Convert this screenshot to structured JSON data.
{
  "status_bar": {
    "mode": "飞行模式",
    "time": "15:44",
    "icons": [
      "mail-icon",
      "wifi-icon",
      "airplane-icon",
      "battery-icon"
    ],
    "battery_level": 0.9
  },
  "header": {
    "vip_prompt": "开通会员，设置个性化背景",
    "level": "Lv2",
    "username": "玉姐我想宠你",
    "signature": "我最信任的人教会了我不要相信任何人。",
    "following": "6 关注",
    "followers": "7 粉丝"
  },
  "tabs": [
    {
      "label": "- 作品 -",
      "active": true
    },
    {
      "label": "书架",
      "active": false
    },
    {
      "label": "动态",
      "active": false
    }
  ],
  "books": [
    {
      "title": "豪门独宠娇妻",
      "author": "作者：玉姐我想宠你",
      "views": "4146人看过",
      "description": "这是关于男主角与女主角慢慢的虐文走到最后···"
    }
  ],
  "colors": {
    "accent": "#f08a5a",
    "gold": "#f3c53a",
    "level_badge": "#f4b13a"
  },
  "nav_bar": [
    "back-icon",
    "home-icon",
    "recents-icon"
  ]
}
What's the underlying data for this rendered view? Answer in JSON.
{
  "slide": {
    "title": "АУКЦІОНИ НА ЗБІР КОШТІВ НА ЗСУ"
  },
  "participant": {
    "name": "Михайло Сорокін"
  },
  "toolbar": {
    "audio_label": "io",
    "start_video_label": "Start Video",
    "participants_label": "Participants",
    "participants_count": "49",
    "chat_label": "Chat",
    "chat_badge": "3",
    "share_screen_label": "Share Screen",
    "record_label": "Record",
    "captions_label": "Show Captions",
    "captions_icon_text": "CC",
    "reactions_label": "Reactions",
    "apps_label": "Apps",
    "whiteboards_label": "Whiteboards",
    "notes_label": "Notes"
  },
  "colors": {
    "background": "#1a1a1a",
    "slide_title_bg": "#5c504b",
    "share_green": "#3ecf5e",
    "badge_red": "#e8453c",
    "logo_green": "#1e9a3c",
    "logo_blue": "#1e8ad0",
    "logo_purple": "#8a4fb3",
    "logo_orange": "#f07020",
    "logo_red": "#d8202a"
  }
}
======
◆ What needs to be done
Print the listing above in its entirety, with every line exact.

◆ Result below
Convert this screenshot to structured JSON data.
{
  "status_bar": {
    "mode": "飞行模式",
    "time": "15:44",
    "icons": [
      "mail-icon",
      "wifi-icon",
      "airplane-icon",
      "battery-icon"
    ],
    "battery_level": 0.9
  },
  "header": {
    "vip_prompt": "开通会员，设置个性化背景",
    "level": "Lv2",
    "username": "玉姐我想宠你",
    "signature": "我最信任的人教会了我不要相信任何人。",
    "following": "6 关注",
    "followers": "7 粉丝"
  },
  "tabs": [
    {
      "label": "- 作品 -",
      "active": true
    },
    {
      "label": "书架",
      "active": false
    },
    {
      "label": "动态",
      "active": false
    }
  ],
  "books": [
    {
      "title": "豪门独宠娇妻",
      "author": "作者：玉姐我想宠你",
      "views": "4146人看过",
      "description": "这是关于男主角与女主角慢慢的虐文走到最后···"
    }
  ],
  "colors": {
    "accent": "#f08a5a",
    "gold": "#f3c53a",
    "level_badge": "#f4b13a"
  },
  "nav_bar": [
    "back-icon",
    "home-icon",
    "recents-icon"
  ]
}
What's the underlying data for this rendered view? Answer in JSON.
{
  "slide": {
    "title": "АУКЦІОНИ НА ЗБІР КОШТІВ НА ЗСУ"
  },
  "participant": {
    "name": "Михайло Сорокін"
  },
  "toolbar": {
    "audio_label": "io",
    "start_video_label": "Start Video",
    "participants_label": "Participants",
    "participants_count": "49",
    "chat_label": "Chat",
    "chat_badge": "3",
    "share_screen_label": "Share Screen",
    "record_label": "Record",
    "captions_label": "Show Captions",
    "captions_icon_text": "CC",
    "reactions_label": "Reactions",
    "apps_label": "Apps",
    "whiteboards_label": "Whiteboards",
    "notes_label": "Notes"
  },
  "colors": {
    "background": "#1a1a1a",
    "slide_title_bg": "#5c504b",
    "share_green": "#3ecf5e",
    "badge_red": "#e8453c",
    "logo_green": "#1e9a3c",
    "logo_blue": "#1e8ad0",
    "logo_purple": "#8a4fb3",
    "logo_orange": "#f07020",
    "logo_red": "#d8202a"
  }
}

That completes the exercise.